** Begin Passage **

# 450w psu



## omega44-xt (May 21, 2011)

I'm planning to purchase a 450W PSU for my PC. Following PSUs are available in my city :
- Intex 450 W @ Rs 650
- Mercury 450 W @ Rs 650
- Oddessy 450 W @ Rs 750
- Frontech 450 W @ Rs 680

Which one of the following is the best ?

Note: It is difficult to get any other brand PSU , so don't suggest a FSP, CM or zebronic PSU


----------



## joy.das.jd (May 21, 2011)

*Re: 450 w psu*

All the above PSU are not worth investment. Why not try the online stores.


----------



## mukherjee (May 21, 2011)

*Re: 450 w psu*



anupam_pb said:


> I'm planning to purchase a 450W PSU for my PC. Following PSUs are available in my city :
> - Intex 450 W @ Rs 650
> - Mercury 450 W @ Rs 650
> - Oddessy 450 W @ Rs 750
> ...

** End Passage **

## The exercise:
Transcribe the 450W PSU thread from "Which one of" to "joy.das.jd (May 21, 2011)".

** Begin Data lines **

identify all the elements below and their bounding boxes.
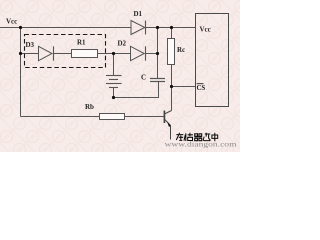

** End Data lines **

## Exercise solution:
Which one of the following is the best ?

Note: It is difficult to get any other brand PSU , so don't suggest a FSP, CM or zebronic PSU


----------



## joy.das.jd (May 21, 2011)